*Task goal:*
Type out the records that follow, exactly as given.

======== Records provided

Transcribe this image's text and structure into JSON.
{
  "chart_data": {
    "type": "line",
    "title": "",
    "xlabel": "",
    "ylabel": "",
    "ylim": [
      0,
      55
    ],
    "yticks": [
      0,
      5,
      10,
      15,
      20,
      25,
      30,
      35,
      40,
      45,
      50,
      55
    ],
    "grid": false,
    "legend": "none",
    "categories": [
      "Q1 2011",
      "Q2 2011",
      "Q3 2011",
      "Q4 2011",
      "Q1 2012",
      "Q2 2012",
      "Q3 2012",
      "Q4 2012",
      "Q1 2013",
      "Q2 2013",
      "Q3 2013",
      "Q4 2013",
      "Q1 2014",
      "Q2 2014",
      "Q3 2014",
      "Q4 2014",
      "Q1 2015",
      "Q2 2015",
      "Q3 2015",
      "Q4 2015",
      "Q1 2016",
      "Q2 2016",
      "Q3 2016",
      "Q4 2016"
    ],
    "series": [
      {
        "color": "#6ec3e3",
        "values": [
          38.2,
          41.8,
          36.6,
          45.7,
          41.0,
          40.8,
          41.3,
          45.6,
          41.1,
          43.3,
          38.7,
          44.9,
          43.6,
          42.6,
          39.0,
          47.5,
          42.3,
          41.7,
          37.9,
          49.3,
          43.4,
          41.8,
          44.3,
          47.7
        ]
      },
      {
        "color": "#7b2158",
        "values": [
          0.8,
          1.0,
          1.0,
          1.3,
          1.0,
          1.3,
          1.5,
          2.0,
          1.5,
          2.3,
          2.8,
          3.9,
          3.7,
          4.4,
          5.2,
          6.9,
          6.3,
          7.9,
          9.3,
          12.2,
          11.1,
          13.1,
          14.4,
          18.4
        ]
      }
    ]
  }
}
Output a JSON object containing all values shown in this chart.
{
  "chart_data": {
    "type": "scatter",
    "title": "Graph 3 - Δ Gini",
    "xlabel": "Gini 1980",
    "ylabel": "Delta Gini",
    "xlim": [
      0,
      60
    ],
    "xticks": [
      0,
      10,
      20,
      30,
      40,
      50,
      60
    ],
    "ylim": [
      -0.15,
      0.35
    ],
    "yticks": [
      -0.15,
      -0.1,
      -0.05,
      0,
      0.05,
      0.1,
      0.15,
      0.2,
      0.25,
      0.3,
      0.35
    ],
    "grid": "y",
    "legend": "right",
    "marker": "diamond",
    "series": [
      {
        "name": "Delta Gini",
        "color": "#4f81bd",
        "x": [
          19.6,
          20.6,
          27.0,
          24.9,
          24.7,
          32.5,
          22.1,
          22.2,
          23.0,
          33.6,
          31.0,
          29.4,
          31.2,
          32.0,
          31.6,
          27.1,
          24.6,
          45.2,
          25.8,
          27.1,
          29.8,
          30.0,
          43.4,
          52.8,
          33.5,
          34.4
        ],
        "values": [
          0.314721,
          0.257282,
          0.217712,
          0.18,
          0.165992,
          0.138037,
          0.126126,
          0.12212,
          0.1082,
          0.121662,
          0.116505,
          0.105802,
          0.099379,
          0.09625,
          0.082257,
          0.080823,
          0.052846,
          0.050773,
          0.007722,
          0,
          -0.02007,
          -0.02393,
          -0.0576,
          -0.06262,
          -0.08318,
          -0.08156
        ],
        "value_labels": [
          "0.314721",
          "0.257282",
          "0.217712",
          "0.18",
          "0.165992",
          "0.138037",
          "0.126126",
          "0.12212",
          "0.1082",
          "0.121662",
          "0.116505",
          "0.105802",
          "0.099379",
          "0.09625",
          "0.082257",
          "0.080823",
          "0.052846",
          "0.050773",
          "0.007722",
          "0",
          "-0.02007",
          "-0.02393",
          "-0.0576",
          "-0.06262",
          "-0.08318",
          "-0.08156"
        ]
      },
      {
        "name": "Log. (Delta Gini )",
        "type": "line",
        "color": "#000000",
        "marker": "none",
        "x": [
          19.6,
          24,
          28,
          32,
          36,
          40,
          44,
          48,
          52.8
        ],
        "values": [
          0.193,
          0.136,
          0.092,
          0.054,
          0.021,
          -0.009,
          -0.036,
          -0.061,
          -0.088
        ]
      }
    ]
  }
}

================

*Result:*
Transcribe this image's text and structure into JSON.
{
  "chart_data": {
    "type": "line",
    "title": "",
    "xlabel": "",
    "ylabel": "",
    "ylim": [
      0,
      55
    ],
    "yticks": [
      0,
      5,
      10,
      15,
      20,
      25,
      30,
      35,
      40,
      45,
      50,
      55
    ],
    "grid": false,
    "legend": "none",
    "categories": [
      "Q1 2011",
      "Q2 2011",
      "Q3 2011",
      "Q4 2011",
      "Q1 2012",
      "Q2 2012",
      "Q3 2012",
      "Q4 2012",
      "Q1 2013",
      "Q2 2013",
      "Q3 2013",
      "Q4 2013",
      "Q1 2014",
      "Q2 2014",
      "Q3 2014",
      "Q4 2014",
      "Q1 2015",
      "Q2 2015",
      "Q3 2015",
      "Q4 2015",
      "Q1 2016",
      "Q2 2016",
      "Q3 2016",
      "Q4 2016"
    ],
    "series": [
      {
        "color": "#6ec3e3",
        "values": [
          38.2,
          41.8,
          36.6,
          45.7,
          41.0,
          40.8,
          41.3,
          45.6,
          41.1,
          43.3,
          38.7,
          44.9,
          43.6,
          42.6,
          39.0,
          47.5,
          42.3,
          41.7,
          37.9,
          49.3,
          43.4,
          41.8,
          44.3,
          47.7
        ]
      },
      {
        "color": "#7b2158",
        "values": [
          0.8,
          1.0,
          1.0,
          1.3,
          1.0,
          1.3,
          1.5,
          2.0,
          1.5,
          2.3,
          2.8,
          3.9,
          3.7,
          4.4,
          5.2,
          6.9,
          6.3,
          7.9,
          9.3,
          12.2,
          11.1,
          13.1,
          14.4,
          18.4
        ]
      }
    ]
  }
}
Output a JSON object containing all values shown in this chart.
{
  "chart_data": {
    "type": "scatter",
    "title": "Graph 3 - Δ Gini",
    "xlabel": "Gini 1980",
    "ylabel": "Delta Gini",
    "xlim": [
      0,
      60
    ],
    "xticks": [
      0,
      10,
      20,
      30,
      40,
      50,
      60
    ],
    "ylim": [
      -0.15,
      0.35
    ],
    "yticks": [
      -0.15,
      -0.1,
      -0.05,
      0,
      0.05,
      0.1,
      0.15,
      0.2,
      0.25,
      0.3,
      0.35
    ],
    "grid": "y",
    "legend": "right",
    "marker": "diamond",
    "series": [
      {
        "name": "Delta Gini",
        "color": "#4f81bd",
        "x": [
          19.6,
          20.6,
          27.0,
          24.9,
          24.7,
          32.5,
          22.1,
          22.2,
          23.0,
          33.6,
          31.0,
          29.4,
          31.2,
          32.0,
          31.6,
          27.1,
          24.6,
          45.2,
          25.8,
          27.1,
          29.8,
          30.0,
          43.4,
          52.8,
          33.5,
          34.4
        ],
        "values": [
          0.314721,
          0.257282,
          0.217712,
          0.18,
          0.165992,
          0.138037,
          0.126126,
          0.12212,
          0.1082,
          0.121662,
          0.116505,
          0.105802,
          0.099379,
          0.09625,
          0.082257,
          0.080823,
          0.052846,
          0.050773,
          0.007722,
          0,
          -0.02007,
          -0.02393,
          -0.0576,
          -0.06262,
          -0.08318,
          -0.08156
        ],
        "value_labels": [
          "0.314721",
          "0.257282",
          "0.217712",
          "0.18",
          "0.165992",
          "0.138037",
          "0.126126",
          "0.12212",
          "0.1082",
          "0.121662",
          "0.116505",
          "0.105802",
          "0.099379",
          "0.09625",
          "0.082257",
          "0.080823",
          "0.052846",
          "0.050773",
          "0.007722",
          "0",
          "-0.02007",
          "-0.02393",
          "-0.0576",
          "-0.06262",
          "-0.08318",
          "-0.08156"
        ]
      },
      {
        "name": "Log. (Delta Gini )",
        "type": "line",
        "color": "#000000",
        "marker": "none",
        "x": [
          19.6,
          24,
          28,
          32,
          36,
          40,
          44,
          48,
          52.8
        ],
        "values": [
          0.193,
          0.136,
          0.092,
          0.054,
          0.021,
          -0.009,
          -0.036,
          -0.061,
          -0.088
        ]
      }
    ]
  }
}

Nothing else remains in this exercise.